### DESCRIPTION OF THE TASK
Retype the full set of records. Keep every character identical.

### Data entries
## BEGIN
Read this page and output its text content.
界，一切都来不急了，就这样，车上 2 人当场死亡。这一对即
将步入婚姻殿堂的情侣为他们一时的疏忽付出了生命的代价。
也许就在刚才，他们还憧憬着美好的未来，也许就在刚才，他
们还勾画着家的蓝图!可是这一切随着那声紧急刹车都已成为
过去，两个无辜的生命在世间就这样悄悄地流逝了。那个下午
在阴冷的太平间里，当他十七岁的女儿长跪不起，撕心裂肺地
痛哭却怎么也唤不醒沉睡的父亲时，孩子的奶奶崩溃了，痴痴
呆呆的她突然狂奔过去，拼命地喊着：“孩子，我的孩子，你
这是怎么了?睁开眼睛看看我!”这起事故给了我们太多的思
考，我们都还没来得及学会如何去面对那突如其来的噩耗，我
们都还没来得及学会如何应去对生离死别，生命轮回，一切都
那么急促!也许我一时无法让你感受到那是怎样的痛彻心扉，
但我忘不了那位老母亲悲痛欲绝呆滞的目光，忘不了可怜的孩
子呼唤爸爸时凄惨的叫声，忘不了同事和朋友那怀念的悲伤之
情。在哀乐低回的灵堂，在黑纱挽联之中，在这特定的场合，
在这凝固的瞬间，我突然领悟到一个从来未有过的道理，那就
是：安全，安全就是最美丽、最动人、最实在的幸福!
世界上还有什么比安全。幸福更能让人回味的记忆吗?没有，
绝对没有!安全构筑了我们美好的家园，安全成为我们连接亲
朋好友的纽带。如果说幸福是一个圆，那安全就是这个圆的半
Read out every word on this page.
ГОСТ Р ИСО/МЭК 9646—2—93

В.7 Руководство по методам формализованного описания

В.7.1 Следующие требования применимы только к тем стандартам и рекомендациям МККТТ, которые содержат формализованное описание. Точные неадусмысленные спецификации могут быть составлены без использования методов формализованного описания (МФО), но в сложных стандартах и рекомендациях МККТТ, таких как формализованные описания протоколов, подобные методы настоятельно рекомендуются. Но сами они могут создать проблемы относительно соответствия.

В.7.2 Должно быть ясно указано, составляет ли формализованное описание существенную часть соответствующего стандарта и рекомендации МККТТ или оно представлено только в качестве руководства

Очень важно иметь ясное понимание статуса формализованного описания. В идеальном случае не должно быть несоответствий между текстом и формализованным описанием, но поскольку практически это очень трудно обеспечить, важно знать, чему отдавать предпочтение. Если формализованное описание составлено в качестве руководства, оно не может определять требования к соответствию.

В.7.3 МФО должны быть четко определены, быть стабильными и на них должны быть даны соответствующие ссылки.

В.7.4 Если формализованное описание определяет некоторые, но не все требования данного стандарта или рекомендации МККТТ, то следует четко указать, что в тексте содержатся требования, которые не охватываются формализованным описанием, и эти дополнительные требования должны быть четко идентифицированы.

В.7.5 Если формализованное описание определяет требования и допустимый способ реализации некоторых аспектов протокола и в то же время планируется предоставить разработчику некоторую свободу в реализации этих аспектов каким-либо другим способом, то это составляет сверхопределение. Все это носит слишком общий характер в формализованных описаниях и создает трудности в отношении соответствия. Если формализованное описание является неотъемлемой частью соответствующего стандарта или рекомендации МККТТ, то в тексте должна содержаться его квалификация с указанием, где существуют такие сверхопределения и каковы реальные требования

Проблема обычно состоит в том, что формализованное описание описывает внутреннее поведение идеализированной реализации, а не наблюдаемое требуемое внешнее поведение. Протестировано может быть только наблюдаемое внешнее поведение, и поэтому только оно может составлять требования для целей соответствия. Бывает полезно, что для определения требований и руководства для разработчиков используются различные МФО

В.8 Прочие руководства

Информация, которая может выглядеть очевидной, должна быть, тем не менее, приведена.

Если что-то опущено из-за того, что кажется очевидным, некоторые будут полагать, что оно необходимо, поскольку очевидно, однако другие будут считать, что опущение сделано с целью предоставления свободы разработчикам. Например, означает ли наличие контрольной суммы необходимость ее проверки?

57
## END
### SOLVED PROBLEM
Read this page and output its text content.
界，一切都来不急了，就这样，车上 2 人当场死亡。这一对即
将步入婚姻殿堂的情侣为他们一时的疏忽付出了生命的代价。
也许就在刚才，他们还憧憬着美好的未来，也许就在刚才，他
们还勾画着家的蓝图!可是这一切随着那声紧急刹车都已成为
过去，两个无辜的生命在世间就这样悄悄地流逝了。那个下午
在阴冷的太平间里，当他十七岁的女儿长跪不起，撕心裂肺地
痛哭却怎么也唤不醒沉睡的父亲时，孩子的奶奶崩溃了，痴痴
呆呆的她突然狂奔过去，拼命地喊着：“孩子，我的孩子，你
这是怎么了?睁开眼睛看看我!”这起事故给了我们太多的思
考，我们都还没来得及学会如何去面对那突如其来的噩耗，我
们都还没来得及学会如何应去对生离死别，生命轮回，一切都
那么急促!也许我一时无法让你感受到那是怎样的痛彻心扉，
但我忘不了那位老母亲悲痛欲绝呆滞的目光，忘不了可怜的孩
子呼唤爸爸时凄惨的叫声，忘不了同事和朋友那怀念的悲伤之
情。在哀乐低回的灵堂，在黑纱挽联之中，在这特定的场合，
在这凝固的瞬间，我突然领悟到一个从来未有过的道理，那就
是：安全，安全就是最美丽、最动人、最实在的幸福!
世界上还有什么比安全。幸福更能让人回味的记忆吗?没有，
绝对没有!安全构筑了我们美好的家园，安全成为我们连接亲
朋好友的纽带。如果说幸福是一个圆，那安全就是这个圆的半
Read out every word on this page.
ГОСТ Р ИСО/МЭК 9646—2—93

В.7 Руководство по методам формализованного описания

В.7.1 Следующие требования применимы только к тем стандартам и рекомендациям МККТТ, которые содержат формализованное описание. Точные неадусмысленные спецификации могут быть составлены без использования методов формализованного описания (МФО), но в сложных стандартах и рекомендациях МККТТ, таких как формализованные описания протоколов, подобные методы настоятельно рекомендуются. Но сами они могут создать проблемы относительно соответствия.

В.7.2 Должно быть ясно указано, составляет ли формализованное описание существенную часть соответствующего стандарта и рекомендации МККТТ или оно представлено только в качестве руководства

Очень важно иметь ясное понимание статуса формализованного описания. В идеальном случае не должно быть несоответствий между текстом и формализованным описанием, но поскольку практически это очень трудно обеспечить, важно знать, чему отдавать предпочтение. Если формализованное описание составлено в качестве руководства, оно не может определять требования к соответствию.

В.7.3 МФО должны быть четко определены, быть стабильными и на них должны быть даны соответствующие ссылки.

В.7.4 Если формализованное описание определяет некоторые, но не все требования данного стандарта или рекомендации МККТТ, то следует четко указать, что в тексте содержатся требования, которые не охватываются формализованным описанием, и эти дополнительные требования должны быть четко идентифицированы.

В.7.5 Если формализованное описание определяет требования и допустимый способ реализации некоторых аспектов протокола и в то же время планируется предоставить разработчику некоторую свободу в реализации этих аспектов каким-либо другим способом, то это составляет сверхопределение. Все это носит слишком общий характер в формализованных описаниях и создает трудности в отношении соответствия. Если формализованное описание является неотъемлемой частью соответствующего стандарта или рекомендации МККТТ, то в тексте должна содержаться его квалификация с указанием, где существуют такие сверхопределения и каковы реальные требования

Проблема обычно состоит в том, что формализованное описание описывает внутреннее поведение идеализированной реализации, а не наблюдаемое требуемое внешнее поведение. Протестировано может быть только наблюдаемое внешнее поведение, и поэтому только оно может составлять требования для целей соответствия. Бывает полезно, что для определения требований и руководства для разработчиков используются различные МФО

В.8 Прочие руководства

Информация, которая может выглядеть очевидной, должна быть, тем не менее, приведена.

Если что-то опущено из-за того, что кажется очевидным, некоторые будут полагать, что оно необходимо, поскольку очевидно, однако другие будут считать, что опущение сделано с целью предоставления свободы разработчикам. Например, означает ли наличие контрольной суммы необходимость ее проверки?

57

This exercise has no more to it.